** Record list **
::::::::::

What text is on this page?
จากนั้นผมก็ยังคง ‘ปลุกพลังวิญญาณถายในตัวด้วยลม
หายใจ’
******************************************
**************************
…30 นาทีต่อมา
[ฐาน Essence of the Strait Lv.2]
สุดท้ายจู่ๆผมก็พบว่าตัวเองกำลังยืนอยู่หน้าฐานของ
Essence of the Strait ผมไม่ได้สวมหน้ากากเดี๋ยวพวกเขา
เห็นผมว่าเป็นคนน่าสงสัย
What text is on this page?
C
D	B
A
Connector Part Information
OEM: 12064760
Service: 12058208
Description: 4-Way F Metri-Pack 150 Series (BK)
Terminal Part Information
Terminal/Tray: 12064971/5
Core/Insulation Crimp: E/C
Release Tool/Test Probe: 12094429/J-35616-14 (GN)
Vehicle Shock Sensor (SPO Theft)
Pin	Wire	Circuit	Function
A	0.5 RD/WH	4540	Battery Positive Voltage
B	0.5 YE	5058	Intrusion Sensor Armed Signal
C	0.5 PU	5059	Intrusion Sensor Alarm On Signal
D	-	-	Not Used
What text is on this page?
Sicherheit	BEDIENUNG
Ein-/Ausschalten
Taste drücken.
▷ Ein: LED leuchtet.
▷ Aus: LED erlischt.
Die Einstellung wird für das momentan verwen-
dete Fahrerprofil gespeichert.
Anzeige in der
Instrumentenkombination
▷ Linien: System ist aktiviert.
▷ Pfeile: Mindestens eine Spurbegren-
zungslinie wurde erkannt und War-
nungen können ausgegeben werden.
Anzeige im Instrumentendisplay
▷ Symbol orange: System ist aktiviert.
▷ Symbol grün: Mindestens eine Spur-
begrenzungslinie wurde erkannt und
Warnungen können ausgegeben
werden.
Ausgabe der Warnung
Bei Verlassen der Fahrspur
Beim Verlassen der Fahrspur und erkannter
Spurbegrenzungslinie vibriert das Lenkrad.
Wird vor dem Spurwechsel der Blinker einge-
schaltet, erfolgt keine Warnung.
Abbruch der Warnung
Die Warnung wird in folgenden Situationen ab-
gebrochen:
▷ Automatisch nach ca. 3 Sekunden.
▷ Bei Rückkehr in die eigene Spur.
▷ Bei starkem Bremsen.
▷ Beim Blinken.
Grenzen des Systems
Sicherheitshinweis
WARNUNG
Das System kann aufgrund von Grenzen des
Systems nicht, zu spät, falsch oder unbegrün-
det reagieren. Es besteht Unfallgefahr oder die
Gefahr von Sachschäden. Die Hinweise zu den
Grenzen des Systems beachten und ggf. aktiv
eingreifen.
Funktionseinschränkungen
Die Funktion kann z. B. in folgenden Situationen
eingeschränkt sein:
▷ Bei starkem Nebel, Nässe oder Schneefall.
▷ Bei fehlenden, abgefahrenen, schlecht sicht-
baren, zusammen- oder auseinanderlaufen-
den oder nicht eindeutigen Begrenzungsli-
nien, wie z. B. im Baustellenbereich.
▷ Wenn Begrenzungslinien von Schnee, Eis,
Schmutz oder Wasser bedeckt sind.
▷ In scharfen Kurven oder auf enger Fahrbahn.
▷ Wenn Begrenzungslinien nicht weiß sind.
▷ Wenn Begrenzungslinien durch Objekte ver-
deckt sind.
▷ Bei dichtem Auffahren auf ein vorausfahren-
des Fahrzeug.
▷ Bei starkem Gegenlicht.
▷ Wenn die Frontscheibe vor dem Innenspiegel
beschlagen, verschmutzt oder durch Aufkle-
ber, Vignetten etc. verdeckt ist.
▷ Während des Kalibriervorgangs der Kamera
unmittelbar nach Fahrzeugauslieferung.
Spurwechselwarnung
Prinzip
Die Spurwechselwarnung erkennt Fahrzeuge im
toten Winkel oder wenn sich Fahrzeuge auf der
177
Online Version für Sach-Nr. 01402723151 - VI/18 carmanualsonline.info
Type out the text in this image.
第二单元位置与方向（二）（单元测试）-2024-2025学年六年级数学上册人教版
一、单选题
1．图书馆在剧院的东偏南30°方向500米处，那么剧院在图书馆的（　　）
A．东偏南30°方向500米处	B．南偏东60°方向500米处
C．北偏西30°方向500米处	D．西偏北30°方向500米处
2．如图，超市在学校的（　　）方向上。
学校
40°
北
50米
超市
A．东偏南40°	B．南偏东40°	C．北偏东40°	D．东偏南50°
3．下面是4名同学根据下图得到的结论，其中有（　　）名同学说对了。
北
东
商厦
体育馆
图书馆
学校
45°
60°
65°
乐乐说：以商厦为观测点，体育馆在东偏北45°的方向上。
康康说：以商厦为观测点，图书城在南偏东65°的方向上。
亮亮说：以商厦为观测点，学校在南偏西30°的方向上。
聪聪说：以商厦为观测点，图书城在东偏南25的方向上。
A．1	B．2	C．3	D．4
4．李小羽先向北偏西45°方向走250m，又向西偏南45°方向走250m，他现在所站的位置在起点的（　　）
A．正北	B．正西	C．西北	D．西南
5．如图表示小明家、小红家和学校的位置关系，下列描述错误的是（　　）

::::::::::

** Exercise aim **
Establish how many lines of the material above hold the word "Mindestens". Nothing but the count should be returned.

** Full answer **
2